— begin Rows —

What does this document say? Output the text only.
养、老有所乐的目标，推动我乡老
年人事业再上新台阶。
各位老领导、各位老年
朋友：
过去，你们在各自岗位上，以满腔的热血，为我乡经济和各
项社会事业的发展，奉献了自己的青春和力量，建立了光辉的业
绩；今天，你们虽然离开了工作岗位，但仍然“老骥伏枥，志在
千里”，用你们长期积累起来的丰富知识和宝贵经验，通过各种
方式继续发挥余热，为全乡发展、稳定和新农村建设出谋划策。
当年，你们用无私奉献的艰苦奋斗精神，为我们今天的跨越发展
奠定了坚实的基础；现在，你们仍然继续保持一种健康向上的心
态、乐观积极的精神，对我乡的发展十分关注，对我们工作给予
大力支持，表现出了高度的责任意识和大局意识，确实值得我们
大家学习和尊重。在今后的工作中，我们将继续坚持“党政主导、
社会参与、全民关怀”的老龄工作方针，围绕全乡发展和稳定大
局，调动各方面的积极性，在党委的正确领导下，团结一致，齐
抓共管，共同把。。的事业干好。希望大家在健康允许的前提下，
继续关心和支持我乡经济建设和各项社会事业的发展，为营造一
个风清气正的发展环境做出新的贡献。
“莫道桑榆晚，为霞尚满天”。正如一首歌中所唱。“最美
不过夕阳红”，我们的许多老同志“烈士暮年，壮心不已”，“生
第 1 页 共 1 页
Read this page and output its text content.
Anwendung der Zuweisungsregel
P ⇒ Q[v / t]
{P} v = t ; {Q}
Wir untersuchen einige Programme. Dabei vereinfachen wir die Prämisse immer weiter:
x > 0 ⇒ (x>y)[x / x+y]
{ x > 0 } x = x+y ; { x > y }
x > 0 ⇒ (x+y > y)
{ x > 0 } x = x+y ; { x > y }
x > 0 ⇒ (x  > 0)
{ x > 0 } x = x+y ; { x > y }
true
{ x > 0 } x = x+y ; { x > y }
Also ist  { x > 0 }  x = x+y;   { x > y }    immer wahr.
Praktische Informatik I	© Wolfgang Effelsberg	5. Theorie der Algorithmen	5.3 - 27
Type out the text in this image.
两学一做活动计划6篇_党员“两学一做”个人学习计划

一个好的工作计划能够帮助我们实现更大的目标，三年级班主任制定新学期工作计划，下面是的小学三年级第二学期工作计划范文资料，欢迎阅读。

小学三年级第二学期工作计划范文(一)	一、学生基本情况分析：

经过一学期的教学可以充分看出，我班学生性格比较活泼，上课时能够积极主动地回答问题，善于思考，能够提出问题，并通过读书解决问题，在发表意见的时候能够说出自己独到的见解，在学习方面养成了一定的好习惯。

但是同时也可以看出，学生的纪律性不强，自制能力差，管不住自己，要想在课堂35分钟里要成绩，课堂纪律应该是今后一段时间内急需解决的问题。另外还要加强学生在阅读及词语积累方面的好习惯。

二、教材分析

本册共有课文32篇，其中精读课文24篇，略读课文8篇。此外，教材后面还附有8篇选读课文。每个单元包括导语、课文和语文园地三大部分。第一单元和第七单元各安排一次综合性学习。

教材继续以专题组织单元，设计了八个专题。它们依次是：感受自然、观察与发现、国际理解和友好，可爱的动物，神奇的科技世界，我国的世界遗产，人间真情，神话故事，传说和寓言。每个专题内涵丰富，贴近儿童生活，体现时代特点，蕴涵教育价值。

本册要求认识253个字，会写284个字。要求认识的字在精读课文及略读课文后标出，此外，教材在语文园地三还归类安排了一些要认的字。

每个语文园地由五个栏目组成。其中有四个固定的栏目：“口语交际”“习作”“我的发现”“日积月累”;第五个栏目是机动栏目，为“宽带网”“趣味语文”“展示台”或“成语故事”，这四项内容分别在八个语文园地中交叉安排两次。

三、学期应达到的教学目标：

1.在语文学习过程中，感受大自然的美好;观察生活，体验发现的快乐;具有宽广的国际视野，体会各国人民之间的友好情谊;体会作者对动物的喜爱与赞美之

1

— end Rows —

- What the exercise asks: Print the complete listing again, exactly as it stands.

- Response:
What does this document say? Output the text only.
养、老有所乐的目标，推动我乡老
年人事业再上新台阶。
各位老领导、各位老年
朋友：
过去，你们在各自岗位上，以满腔的热血，为我乡经济和各
项社会事业的发展，奉献了自己的青春和力量，建立了光辉的业
绩；今天，你们虽然离开了工作岗位，但仍然“老骥伏枥，志在
千里”，用你们长期积累起来的丰富知识和宝贵经验，通过各种
方式继续发挥余热，为全乡发展、稳定和新农村建设出谋划策。
当年，你们用无私奉献的艰苦奋斗精神，为我们今天的跨越发展
奠定了坚实的基础；现在，你们仍然继续保持一种健康向上的心
态、乐观积极的精神，对我乡的发展十分关注，对我们工作给予
大力支持，表现出了高度的责任意识和大局意识，确实值得我们
大家学习和尊重。在今后的工作中，我们将继续坚持“党政主导、
社会参与、全民关怀”的老龄工作方针，围绕全乡发展和稳定大
局，调动各方面的积极性，在党委的正确领导下，团结一致，齐
抓共管，共同把。。的事业干好。希望大家在健康允许的前提下，
继续关心和支持我乡经济建设和各项社会事业的发展，为营造一
个风清气正的发展环境做出新的贡献。
“莫道桑榆晚，为霞尚满天”。正如一首歌中所唱。“最美
不过夕阳红”，我们的许多老同志“烈士暮年，壮心不已”，“生
第 1 页 共 1 页
Read this page and output its text content.
Anwendung der Zuweisungsregel
P ⇒ Q[v / t]
{P} v = t ; {Q}
Wir untersuchen einige Programme. Dabei vereinfachen wir die Prämisse immer weiter:
x > 0 ⇒ (x>y)[x / x+y]
{ x > 0 } x = x+y ; { x > y }
x > 0 ⇒ (x+y > y)
{ x > 0 } x = x+y ; { x > y }
x > 0 ⇒ (x  > 0)
{ x > 0 } x = x+y ; { x > y }
true
{ x > 0 } x = x+y ; { x > y }
Also ist  { x > 0 }  x = x+y;   { x > y }    immer wahr.
Praktische Informatik I	© Wolfgang Effelsberg	5. Theorie der Algorithmen	5.3 - 27
Type out the text in this image.
两学一做活动计划6篇_党员“两学一做”个人学习计划

一个好的工作计划能够帮助我们实现更大的目标，三年级班主任制定新学期工作计划，下面是的小学三年级第二学期工作计划范文资料，欢迎阅读。

小学三年级第二学期工作计划范文(一)	一、学生基本情况分析：

经过一学期的教学可以充分看出，我班学生性格比较活泼，上课时能够积极主动地回答问题，善于思考，能够提出问题，并通过读书解决问题，在发表意见的时候能够说出自己独到的见解，在学习方面养成了一定的好习惯。

但是同时也可以看出，学生的纪律性不强，自制能力差，管不住自己，要想在课堂35分钟里要成绩，课堂纪律应该是今后一段时间内急需解决的问题。另外还要加强学生在阅读及词语积累方面的好习惯。

二、教材分析

本册共有课文32篇，其中精读课文24篇，略读课文8篇。此外，教材后面还附有8篇选读课文。每个单元包括导语、课文和语文园地三大部分。第一单元和第七单元各安排一次综合性学习。

教材继续以专题组织单元，设计了八个专题。它们依次是：感受自然、观察与发现、国际理解和友好，可爱的动物，神奇的科技世界，我国的世界遗产，人间真情，神话故事，传说和寓言。每个专题内涵丰富，贴近儿童生活，体现时代特点，蕴涵教育价值。

本册要求认识253个字，会写284个字。要求认识的字在精读课文及略读课文后标出，此外，教材在语文园地三还归类安排了一些要认的字。

每个语文园地由五个栏目组成。其中有四个固定的栏目：“口语交际”“习作”“我的发现”“日积月累”;第五个栏目是机动栏目，为“宽带网”“趣味语文”“展示台”或“成语故事”，这四项内容分别在八个语文园地中交叉安排两次。

三、学期应达到的教学目标：

1.在语文学习过程中，感受大自然的美好;观察生活，体验发现的快乐;具有宽广的国际视野，体会各国人民之间的友好情谊;体会作者对动物的喜爱与赞美之

1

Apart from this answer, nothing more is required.